— Start Records for this task —

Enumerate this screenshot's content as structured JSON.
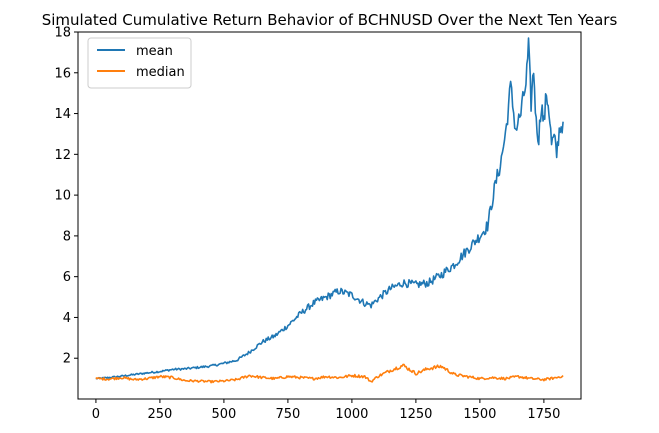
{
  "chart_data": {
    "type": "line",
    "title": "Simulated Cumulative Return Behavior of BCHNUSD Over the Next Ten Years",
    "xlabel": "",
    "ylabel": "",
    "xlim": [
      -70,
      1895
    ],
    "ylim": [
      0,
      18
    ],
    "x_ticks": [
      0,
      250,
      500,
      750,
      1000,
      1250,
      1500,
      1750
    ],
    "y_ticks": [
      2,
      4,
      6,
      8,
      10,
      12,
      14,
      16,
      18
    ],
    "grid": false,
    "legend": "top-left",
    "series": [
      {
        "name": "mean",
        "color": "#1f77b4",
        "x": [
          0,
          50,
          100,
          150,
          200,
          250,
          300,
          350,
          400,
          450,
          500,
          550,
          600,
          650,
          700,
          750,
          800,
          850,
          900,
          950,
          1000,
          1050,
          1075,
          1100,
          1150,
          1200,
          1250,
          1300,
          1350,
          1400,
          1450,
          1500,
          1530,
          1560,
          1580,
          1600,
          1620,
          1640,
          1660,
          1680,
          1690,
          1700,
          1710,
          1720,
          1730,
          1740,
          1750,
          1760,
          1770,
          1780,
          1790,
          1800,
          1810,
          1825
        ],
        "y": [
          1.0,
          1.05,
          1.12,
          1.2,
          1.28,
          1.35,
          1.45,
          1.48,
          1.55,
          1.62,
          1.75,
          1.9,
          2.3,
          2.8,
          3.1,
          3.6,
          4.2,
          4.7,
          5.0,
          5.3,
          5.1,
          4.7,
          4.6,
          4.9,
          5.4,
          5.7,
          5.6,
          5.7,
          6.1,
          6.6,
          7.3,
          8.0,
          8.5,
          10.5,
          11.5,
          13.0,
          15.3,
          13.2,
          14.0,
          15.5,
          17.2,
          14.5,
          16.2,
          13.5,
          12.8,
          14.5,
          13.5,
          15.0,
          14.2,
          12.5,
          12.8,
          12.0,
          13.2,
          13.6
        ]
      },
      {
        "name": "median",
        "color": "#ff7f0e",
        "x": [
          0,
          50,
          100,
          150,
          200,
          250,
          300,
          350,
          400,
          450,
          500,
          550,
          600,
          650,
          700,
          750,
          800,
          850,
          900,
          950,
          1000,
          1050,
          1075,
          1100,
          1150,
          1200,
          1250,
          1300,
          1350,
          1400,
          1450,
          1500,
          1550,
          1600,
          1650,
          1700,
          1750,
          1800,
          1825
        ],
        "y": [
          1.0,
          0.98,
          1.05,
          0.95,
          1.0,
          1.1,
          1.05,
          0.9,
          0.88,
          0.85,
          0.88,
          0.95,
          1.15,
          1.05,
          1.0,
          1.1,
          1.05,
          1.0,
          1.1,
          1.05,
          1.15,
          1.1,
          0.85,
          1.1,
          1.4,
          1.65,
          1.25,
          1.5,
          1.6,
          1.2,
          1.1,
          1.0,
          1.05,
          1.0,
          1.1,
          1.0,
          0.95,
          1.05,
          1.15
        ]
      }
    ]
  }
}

— End Records for this task —
— Start Records for this task —

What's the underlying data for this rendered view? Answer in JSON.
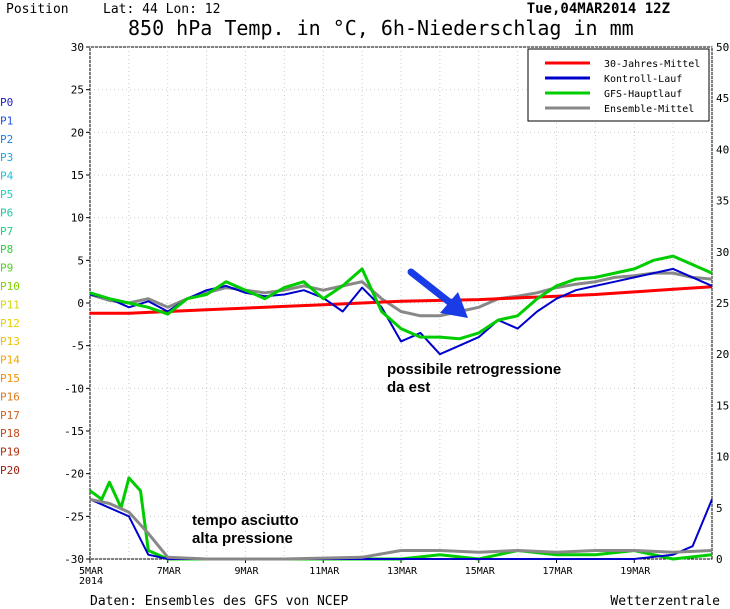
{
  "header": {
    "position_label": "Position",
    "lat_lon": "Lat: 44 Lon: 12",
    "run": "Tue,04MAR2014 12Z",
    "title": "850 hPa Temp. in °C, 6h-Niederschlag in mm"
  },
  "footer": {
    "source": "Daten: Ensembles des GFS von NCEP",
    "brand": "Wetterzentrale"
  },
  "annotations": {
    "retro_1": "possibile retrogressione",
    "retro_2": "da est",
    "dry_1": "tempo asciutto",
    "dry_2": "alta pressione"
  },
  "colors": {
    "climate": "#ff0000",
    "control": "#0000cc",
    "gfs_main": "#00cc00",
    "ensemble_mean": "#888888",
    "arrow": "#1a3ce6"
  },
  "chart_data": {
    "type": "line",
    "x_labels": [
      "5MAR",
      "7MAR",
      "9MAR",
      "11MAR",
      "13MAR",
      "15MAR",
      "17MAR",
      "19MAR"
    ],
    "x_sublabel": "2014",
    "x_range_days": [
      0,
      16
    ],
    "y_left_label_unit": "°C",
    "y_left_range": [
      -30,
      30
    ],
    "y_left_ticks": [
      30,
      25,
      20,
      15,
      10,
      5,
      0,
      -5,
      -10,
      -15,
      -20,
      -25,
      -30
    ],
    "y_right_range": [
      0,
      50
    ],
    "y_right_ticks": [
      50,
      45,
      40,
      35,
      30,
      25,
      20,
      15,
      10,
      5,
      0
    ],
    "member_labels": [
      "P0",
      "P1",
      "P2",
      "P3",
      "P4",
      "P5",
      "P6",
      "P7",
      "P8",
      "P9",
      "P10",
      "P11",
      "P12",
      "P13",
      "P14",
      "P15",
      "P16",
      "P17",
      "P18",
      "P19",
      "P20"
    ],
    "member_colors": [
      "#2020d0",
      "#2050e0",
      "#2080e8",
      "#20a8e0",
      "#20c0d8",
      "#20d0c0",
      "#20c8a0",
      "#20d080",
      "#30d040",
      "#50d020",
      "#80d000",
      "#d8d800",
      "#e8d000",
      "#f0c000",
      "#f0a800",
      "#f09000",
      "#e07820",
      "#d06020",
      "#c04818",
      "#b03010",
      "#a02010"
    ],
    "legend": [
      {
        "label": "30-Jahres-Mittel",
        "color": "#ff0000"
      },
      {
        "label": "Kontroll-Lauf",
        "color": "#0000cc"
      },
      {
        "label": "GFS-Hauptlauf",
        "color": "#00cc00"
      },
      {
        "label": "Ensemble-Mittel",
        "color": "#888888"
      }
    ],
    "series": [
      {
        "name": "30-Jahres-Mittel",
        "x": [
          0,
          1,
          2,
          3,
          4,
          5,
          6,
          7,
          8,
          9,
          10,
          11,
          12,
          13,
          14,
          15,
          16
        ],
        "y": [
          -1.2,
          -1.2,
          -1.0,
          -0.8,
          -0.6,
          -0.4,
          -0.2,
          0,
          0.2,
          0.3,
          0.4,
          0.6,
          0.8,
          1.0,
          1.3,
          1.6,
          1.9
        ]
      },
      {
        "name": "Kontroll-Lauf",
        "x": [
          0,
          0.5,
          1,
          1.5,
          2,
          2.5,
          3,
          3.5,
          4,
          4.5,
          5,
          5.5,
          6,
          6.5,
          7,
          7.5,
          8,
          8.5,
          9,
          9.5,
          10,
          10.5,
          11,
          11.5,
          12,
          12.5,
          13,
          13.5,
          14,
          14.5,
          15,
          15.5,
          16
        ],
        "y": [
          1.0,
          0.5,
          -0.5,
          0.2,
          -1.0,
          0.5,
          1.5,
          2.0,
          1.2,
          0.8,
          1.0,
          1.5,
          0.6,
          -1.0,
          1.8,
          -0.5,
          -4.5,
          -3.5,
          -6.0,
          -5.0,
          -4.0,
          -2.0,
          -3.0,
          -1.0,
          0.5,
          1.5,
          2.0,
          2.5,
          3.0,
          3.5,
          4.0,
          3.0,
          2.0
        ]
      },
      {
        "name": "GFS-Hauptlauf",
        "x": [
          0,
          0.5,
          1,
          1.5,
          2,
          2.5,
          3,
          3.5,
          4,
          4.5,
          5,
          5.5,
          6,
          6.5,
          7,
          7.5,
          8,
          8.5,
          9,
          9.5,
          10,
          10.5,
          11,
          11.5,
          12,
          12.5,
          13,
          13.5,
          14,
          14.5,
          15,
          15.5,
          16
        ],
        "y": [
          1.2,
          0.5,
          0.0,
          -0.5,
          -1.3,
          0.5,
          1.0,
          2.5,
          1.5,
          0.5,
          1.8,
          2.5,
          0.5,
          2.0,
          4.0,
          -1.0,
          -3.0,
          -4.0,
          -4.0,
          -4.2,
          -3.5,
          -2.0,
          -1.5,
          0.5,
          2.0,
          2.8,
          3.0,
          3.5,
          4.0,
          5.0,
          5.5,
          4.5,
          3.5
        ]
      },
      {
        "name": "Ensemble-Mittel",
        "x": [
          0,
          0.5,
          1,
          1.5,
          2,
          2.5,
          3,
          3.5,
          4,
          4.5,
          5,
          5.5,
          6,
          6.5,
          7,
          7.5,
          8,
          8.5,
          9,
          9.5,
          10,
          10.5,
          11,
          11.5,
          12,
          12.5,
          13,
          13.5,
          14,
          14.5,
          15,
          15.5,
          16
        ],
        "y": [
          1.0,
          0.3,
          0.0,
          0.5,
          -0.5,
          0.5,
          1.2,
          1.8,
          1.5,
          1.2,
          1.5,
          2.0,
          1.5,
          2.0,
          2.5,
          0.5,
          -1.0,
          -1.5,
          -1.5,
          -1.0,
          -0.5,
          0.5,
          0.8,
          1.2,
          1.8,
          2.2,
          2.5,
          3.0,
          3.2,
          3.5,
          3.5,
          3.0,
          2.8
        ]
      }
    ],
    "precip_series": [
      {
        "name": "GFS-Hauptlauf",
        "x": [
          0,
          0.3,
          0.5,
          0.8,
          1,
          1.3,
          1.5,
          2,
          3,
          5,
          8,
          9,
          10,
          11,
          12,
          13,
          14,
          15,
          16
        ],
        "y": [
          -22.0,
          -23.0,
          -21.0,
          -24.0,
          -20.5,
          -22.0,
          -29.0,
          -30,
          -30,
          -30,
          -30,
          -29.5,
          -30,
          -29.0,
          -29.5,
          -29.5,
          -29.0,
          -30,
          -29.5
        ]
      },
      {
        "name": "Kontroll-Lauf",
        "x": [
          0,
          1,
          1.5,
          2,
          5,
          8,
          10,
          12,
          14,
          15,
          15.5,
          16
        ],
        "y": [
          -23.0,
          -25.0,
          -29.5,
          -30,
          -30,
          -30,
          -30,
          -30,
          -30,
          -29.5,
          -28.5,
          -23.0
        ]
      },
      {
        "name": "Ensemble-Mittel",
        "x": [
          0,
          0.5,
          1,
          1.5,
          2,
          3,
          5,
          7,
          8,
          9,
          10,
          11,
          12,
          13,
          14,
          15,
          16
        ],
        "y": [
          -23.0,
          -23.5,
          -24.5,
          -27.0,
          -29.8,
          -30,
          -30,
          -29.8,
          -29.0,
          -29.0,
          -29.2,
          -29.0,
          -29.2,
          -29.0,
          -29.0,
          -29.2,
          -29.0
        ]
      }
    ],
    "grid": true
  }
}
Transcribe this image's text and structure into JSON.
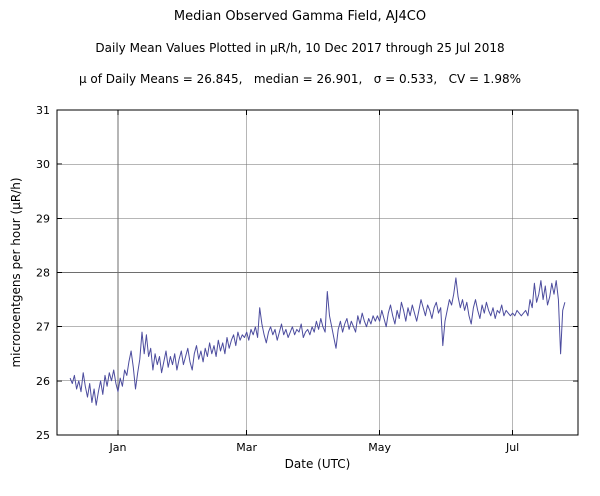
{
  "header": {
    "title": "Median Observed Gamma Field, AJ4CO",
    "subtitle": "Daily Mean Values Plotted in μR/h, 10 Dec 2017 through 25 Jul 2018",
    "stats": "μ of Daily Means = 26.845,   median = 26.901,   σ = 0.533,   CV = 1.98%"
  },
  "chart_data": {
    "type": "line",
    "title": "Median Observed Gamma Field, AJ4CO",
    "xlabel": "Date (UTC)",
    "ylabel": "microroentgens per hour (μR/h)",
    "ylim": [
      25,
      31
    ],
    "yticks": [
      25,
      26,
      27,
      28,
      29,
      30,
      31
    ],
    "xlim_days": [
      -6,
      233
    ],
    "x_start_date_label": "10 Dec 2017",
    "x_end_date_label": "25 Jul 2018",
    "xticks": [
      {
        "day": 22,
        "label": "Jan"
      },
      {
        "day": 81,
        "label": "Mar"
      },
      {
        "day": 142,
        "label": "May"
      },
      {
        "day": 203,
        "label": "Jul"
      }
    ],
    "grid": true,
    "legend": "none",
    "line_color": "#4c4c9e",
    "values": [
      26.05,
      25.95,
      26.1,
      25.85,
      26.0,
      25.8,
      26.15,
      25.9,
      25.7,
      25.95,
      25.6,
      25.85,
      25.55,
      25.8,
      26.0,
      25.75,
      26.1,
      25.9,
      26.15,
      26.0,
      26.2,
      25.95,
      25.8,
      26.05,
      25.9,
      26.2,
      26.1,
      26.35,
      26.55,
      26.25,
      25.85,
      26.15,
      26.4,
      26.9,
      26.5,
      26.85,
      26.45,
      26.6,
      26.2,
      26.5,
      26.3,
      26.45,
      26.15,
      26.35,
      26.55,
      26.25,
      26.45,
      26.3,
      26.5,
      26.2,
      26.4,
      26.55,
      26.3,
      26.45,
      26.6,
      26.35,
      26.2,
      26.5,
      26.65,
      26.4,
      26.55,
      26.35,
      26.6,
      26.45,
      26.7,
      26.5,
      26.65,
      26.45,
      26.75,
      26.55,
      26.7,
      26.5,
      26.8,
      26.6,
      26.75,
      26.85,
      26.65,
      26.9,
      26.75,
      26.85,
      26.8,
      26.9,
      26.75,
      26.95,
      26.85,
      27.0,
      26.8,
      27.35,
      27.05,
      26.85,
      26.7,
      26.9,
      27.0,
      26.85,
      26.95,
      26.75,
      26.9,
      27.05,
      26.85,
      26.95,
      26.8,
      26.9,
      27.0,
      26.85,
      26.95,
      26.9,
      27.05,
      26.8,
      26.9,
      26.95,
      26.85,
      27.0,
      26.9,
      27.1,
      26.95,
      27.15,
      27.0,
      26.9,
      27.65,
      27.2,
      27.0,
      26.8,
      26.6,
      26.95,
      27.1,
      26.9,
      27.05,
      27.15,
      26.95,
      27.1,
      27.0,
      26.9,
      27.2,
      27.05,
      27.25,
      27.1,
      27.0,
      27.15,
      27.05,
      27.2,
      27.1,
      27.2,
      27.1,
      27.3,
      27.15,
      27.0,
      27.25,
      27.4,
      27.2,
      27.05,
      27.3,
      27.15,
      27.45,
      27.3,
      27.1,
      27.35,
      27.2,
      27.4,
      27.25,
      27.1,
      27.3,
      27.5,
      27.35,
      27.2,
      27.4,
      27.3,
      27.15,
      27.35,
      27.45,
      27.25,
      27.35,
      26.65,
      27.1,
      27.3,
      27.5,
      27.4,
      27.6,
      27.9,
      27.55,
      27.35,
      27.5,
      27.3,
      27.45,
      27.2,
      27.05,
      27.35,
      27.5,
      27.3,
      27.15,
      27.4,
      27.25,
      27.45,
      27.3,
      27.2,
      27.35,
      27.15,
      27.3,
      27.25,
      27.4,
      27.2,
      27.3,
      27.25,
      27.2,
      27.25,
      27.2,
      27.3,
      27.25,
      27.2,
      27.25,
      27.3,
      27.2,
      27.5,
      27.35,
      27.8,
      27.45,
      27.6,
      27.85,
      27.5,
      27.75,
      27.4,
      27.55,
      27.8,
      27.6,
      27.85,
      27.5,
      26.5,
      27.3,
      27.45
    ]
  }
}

— End Records for this task —
— Start Records for this task —

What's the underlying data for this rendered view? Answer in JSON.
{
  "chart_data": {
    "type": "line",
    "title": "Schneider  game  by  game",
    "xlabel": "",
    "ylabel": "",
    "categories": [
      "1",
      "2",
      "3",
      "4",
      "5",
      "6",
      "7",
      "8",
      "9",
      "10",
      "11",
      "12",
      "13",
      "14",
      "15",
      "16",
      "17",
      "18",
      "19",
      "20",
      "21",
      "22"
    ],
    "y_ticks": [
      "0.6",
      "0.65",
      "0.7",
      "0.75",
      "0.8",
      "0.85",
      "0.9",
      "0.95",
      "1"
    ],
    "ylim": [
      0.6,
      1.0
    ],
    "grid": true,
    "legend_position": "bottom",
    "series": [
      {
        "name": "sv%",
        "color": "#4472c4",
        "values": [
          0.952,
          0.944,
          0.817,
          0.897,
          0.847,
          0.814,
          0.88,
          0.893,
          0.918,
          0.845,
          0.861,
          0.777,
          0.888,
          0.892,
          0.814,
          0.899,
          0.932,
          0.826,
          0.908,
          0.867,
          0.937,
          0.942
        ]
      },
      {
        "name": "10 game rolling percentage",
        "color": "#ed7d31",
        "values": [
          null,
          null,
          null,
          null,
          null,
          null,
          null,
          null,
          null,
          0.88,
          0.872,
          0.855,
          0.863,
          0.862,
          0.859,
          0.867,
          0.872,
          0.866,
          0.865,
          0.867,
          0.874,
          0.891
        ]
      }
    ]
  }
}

— End Records for this task —

Task details →
Write out every line of the entries that holds the word "Jahres".

Response to the exercise →
        "label": "30-Jahres-Mittel",
        "name": "30-Jahres-Mittel",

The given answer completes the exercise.